[Stored items]
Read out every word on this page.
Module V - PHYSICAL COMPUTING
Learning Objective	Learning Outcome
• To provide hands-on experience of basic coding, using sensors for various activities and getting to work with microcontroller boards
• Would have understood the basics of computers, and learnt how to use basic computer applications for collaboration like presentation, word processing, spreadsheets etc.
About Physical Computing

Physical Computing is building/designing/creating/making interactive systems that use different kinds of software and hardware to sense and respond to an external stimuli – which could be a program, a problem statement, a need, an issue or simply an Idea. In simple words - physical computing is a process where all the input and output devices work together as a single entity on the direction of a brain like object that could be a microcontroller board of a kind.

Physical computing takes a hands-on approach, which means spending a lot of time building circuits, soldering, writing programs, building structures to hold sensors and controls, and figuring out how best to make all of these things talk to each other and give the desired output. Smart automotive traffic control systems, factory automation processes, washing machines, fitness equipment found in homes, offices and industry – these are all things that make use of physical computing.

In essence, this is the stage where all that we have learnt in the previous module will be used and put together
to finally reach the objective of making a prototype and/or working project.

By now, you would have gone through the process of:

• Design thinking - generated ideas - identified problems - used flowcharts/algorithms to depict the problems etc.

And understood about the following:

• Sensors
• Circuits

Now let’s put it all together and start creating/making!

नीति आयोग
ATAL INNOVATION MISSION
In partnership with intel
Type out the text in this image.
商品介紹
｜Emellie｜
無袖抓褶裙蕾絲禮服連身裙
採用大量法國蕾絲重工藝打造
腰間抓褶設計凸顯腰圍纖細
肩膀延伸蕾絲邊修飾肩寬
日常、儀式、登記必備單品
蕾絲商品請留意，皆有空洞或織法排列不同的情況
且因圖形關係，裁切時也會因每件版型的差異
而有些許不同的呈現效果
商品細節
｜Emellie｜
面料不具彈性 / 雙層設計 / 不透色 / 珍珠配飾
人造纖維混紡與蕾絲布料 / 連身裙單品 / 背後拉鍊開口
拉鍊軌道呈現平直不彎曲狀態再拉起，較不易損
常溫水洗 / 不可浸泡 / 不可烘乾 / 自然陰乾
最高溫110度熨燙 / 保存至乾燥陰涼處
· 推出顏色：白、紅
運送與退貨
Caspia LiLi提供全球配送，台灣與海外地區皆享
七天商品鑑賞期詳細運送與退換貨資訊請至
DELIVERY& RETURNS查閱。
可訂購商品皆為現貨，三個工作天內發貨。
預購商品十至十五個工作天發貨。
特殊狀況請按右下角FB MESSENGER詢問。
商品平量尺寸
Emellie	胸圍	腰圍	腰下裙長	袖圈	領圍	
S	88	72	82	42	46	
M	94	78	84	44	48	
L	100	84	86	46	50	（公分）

▶ Written request
Report only the number of lines in the listing that contain the word "making".

▶ Output for this exercise
3